> [Consignes]
**A.** Relevez toutes les dates citées dans le texte de la procédure contentieuse. Une date mentionnée plusieurs fois ne compte qu'une seule fois.
**B.** Dans le texte de la procédure contentieuse, réécrivez tout le passage qui va de "Par un jugement" jusqu'à "10 octobre 2013.", en remplaçant "avocat" par "conseil".
**C.** Poursuivez le texte de la procédure contentieuse relative au licenciement de M. C... D... après sa dernière phrase.

> [Texte fourni]
Vu la procédure suivante :
Procédure contentieuse antérieure :
M. C... D... a demandé au Tribunal administratif de Cergy-Pontoise d'annuler la décision du 10 octobre 2013 du ministre du travail retirant sa décision de rejet implicite du 26 août 2013, annulant la décision de l'inspecteur du travail en date du 12 décembre 2012 et autorisant la société Fiducial Private Security à procéder à son licenciement pour motif économique.
Par un jugement n° 1310014 du 31 mars 2016, le Tribunal Administratif de Cergy-Pontoise a fait droit à sa demande.
Procédure devant la Cour :
Par une requête enregistrée le 31 mai 2016, la société Fiducial Private Security, SAS, représentée par Me Thomas, avocat, demande à la Cour d'annuler ce jugement en ce qu'il a annulé la décision du ministre du travail du 10 octobre 2013.

> [Entrées fournies]
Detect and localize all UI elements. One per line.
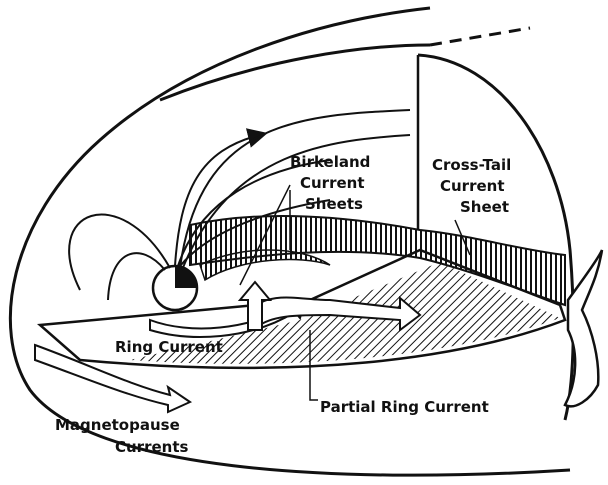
- birkeland-label-line3: Sheets: [305, 195, 363, 213]
- birkeland-label-line2: Current: [300, 174, 365, 192]
- magnetopause-label-line2: Currents: [115, 438, 189, 456]
- crosstail-label-line2: Current: [440, 177, 505, 195]
- partial-ring-current-label: Partial Ring Current: [320, 398, 489, 416]
- earth-shading: [175, 266, 197, 288]
- crosstail-label-line3: Sheet: [460, 198, 509, 216]
- magnetopause-label-line1: Magnetopause: [55, 416, 180, 434]
- ring-current-label: Ring Current: [115, 338, 223, 356]
- crosstail-label-line1: Cross-Tail: [432, 156, 511, 174]
- tail-upper-boundary-dashed: [430, 28, 530, 45]
- birkeland-label-line1: Birkeland: [290, 153, 370, 171]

> [Réponses]
**A.**
- 10 octobre 2013
- 26 août 2013
- 12 décembre 2012
- 31 mars 2016
- 31 mai 2016

**B.**
Par un jugement n° 1310014 du 31 mars 2016, le Tribunal Administratif de Cergy-Pontoise a fait droit à sa demande.
Procédure devant la Cour :
Par une requête enregistrée le 31 mai 2016, la société Fiducial Private Security, SAS, représentée par Me Thomas, conseil, demande à la Cour d'annuler ce jugement en ce qu'il a annulé la décision du ministre du travail du 10 octobre 2013.

**C.**
Elle soutient que l'obligation de reclassement pesant sur l'entreprise cédante qui a été entamée le 18 juillet 2012 a été respectée ; le salarié en ne retournant pas un questionnaire sur sa mobilité à l'étranger a compromis toute possibilité de rechercher un éventuel poste disponible ; aucun salarié relevant de la catégorie d'emploi supprimée dans le cadre de la cession partielle par la décision rendue par le Tribunal de commerce de Paris revêtue de l'autorité de la chose jugée, ne lui a été transféré.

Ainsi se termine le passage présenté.